Exercise brief:
Please repeat all of the lines that follow, exactly as written.

Source data:
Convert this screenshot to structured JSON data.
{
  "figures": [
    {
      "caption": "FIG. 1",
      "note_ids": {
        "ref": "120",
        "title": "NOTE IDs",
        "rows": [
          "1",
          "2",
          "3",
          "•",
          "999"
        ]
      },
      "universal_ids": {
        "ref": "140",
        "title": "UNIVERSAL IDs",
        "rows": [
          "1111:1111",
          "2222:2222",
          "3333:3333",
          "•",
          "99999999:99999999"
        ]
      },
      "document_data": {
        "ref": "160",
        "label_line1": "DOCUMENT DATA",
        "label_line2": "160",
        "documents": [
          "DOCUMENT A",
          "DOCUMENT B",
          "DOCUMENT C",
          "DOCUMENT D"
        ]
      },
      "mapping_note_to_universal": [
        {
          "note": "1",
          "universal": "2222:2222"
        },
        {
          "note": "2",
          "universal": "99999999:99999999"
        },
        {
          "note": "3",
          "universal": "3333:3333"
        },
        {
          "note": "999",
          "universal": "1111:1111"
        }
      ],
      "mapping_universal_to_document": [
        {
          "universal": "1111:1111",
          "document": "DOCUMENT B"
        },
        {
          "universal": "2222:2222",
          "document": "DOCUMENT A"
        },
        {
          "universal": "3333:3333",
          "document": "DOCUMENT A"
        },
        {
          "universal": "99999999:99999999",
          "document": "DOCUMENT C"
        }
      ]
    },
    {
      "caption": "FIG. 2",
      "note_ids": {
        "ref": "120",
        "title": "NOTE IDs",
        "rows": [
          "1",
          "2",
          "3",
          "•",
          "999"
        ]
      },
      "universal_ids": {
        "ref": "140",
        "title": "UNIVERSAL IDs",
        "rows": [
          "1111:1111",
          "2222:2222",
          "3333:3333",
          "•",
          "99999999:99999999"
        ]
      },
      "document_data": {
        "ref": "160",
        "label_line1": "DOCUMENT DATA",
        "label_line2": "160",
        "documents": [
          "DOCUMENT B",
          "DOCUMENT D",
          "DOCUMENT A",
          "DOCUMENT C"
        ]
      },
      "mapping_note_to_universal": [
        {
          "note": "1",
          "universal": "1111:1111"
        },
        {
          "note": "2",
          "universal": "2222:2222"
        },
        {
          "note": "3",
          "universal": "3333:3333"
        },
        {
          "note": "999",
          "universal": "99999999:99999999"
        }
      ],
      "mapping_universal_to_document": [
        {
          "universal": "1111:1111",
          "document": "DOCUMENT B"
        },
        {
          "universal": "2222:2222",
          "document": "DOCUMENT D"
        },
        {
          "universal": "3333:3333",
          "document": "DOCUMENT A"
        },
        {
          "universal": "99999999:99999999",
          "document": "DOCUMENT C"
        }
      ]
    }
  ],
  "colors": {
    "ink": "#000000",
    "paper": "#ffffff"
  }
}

Exercise solution:
Convert this screenshot to structured JSON data.
{
  "figures": [
    {
      "caption": "FIG. 1",
      "note_ids": {
        "ref": "120",
        "title": "NOTE IDs",
        "rows": [
          "1",
          "2",
          "3",
          "•",
          "999"
        ]
      },
      "universal_ids": {
        "ref": "140",
        "title": "UNIVERSAL IDs",
        "rows": [
          "1111:1111",
          "2222:2222",
          "3333:3333",
          "•",
          "99999999:99999999"
        ]
      },
      "document_data": {
        "ref": "160",
        "label_line1": "DOCUMENT DATA",
        "label_line2": "160",
        "documents": [
          "DOCUMENT A",
          "DOCUMENT B",
          "DOCUMENT C",
          "DOCUMENT D"
        ]
      },
      "mapping_note_to_universal": [
        {
          "note": "1",
          "universal": "2222:2222"
        },
        {
          "note": "2",
          "universal": "99999999:99999999"
        },
        {
          "note": "3",
          "universal": "3333:3333"
        },
        {
          "note": "999",
          "universal": "1111:1111"
        }
      ],
      "mapping_universal_to_document": [
        {
          "universal": "1111:1111",
          "document": "DOCUMENT B"
        },
        {
          "universal": "2222:2222",
          "document": "DOCUMENT A"
        },
        {
          "universal": "3333:3333",
          "document": "DOCUMENT A"
        },
        {
          "universal": "99999999:99999999",
          "document": "DOCUMENT C"
        }
      ]
    },
    {
      "caption": "FIG. 2",
      "note_ids": {
        "ref": "120",
        "title": "NOTE IDs",
        "rows": [
          "1",
          "2",
          "3",
          "•",
          "999"
        ]
      },
      "universal_ids": {
        "ref": "140",
        "title": "UNIVERSAL IDs",
        "rows": [
          "1111:1111",
          "2222:2222",
          "3333:3333",
          "•",
          "99999999:99999999"
        ]
      },
      "document_data": {
        "ref": "160",
        "label_line1": "DOCUMENT DATA",
        "label_line2": "160",
        "documents": [
          "DOCUMENT B",
          "DOCUMENT D",
          "DOCUMENT A",
          "DOCUMENT C"
        ]
      },
      "mapping_note_to_universal": [
        {
          "note": "1",
          "universal": "1111:1111"
        },
        {
          "note": "2",
          "universal": "2222:2222"
        },
        {
          "note": "3",
          "universal": "3333:3333"
        },
        {
          "note": "999",
          "universal": "99999999:99999999"
        }
      ],
      "mapping_universal_to_document": [
        {
          "universal": "1111:1111",
          "document": "DOCUMENT B"
        },
        {
          "universal": "2222:2222",
          "document": "DOCUMENT D"
        },
        {
          "universal": "3333:3333",
          "document": "DOCUMENT A"
        },
        {
          "universal": "99999999:99999999",
          "document": "DOCUMENT C"
        }
      ]
    }
  ],
  "colors": {
    "ink": "#000000",
    "paper": "#ffffff"
  }
}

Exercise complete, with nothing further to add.